● **GIVEN EXERCISE**:
Write out the data below in full, unchanged, minus the images.

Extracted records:
-.-.-

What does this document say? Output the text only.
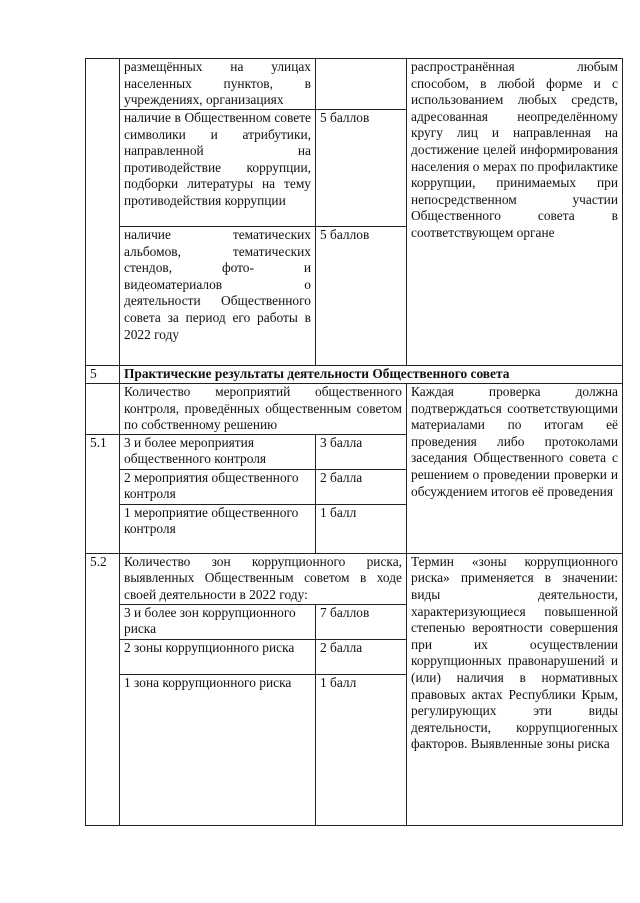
	размещённых на улицах населенных пунктов, в учреждениях, организациях		распространённая любым способом, в любой форме и с использованием любых средств, адресованная неопределённому кругу лиц и направленная на достижение целей информирования населения о мерах по профилактике коррупции, принимаемых при непосредственном участии Общественного совета в соответствующем органе
	наличие в Общественном совете символики и атрибутики, направленной на противодействие коррупции, подборки литературы на тему противодействия коррупции	5 баллов	
	наличие тематических альбомов, тематических стендов, фото- и видеоматериалов о деятельности Общественного совета за период его работы в 2022 году	5 баллов	
5	Практические результаты деятельности Общественного совета		
	Количество мероприятий общественного контроля, проведённых общественным советом по собственному решению		Каждая проверка должна подтверждаться соответствующими материалами по итогам её проведения либо протоколами заседания Общественного совета с решением о проведении проверки и обсуждением итогов её проведения
5.1	3 и более мероприятия общественного контроля	3 балла	
	2 мероприятия общественного контроля	2 балла	
	1 мероприятие общественного контроля	1 балл	
5.2	Количество зон коррупционного риска, выявленных Общественным советом в ходе своей деятельности в 2022 году:		Термин «зоны коррупционного риска» применяется в значении: виды деятельности, характеризующиеся повышенной степенью вероятности совершения при их осуществлении коррупционных правонарушений и (или) наличия в нормативных правовых актах Республики Крым, регулирующих эти виды деятельности, коррупциогенных факторов. Выявленные зоны риска
	3 и более зон коррупционного риска	7 баллов	
	2 зоны коррупционного риска	2 балла	
	1 зона коррупционного риска	1 балл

-.-.-

● **FULL ANSWER**:
What does this document say? Output the text only.
	размещённых на улицах населенных пунктов, в учреждениях, организациях		распространённая любым способом, в любой форме и с использованием любых средств, адресованная неопределённому кругу лиц и направленная на достижение целей информирования населения о мерах по профилактике коррупции, принимаемых при непосредственном участии Общественного совета в соответствующем органе
	наличие в Общественном совете символики и атрибутики, направленной на противодействие коррупции, подборки литературы на тему противодействия коррупции	5 баллов	
	наличие тематических альбомов, тематических стендов, фото- и видеоматериалов о деятельности Общественного совета за период его работы в 2022 году	5 баллов	
5	Практические результаты деятельности Общественного совета		
	Количество мероприятий общественного контроля, проведённых общественным советом по собственному решению		Каждая проверка должна подтверждаться соответствующими материалами по итогам её проведения либо протоколами заседания Общественного совета с решением о проведении проверки и обсуждением итогов её проведения
5.1	3 и более мероприятия общественного контроля	3 балла	
	2 мероприятия общественного контроля	2 балла	
	1 мероприятие общественного контроля	1 балл	
5.2	Количество зон коррупционного риска, выявленных Общественным советом в ходе своей деятельности в 2022 году:		Термин «зоны коррупционного риска» применяется в значении: виды деятельности, характеризующиеся повышенной степенью вероятности совершения при их осуществлении коррупционных правонарушений и (или) наличия в нормативных правовых актах Республики Крым, регулирующих эти виды деятельности, коррупциогенных факторов. Выявленные зоны риска
	3 и более зон коррупционного риска	7 баллов	
	2 зоны коррупционного риска	2 балла	
	1 зона коррупционного риска	1 балл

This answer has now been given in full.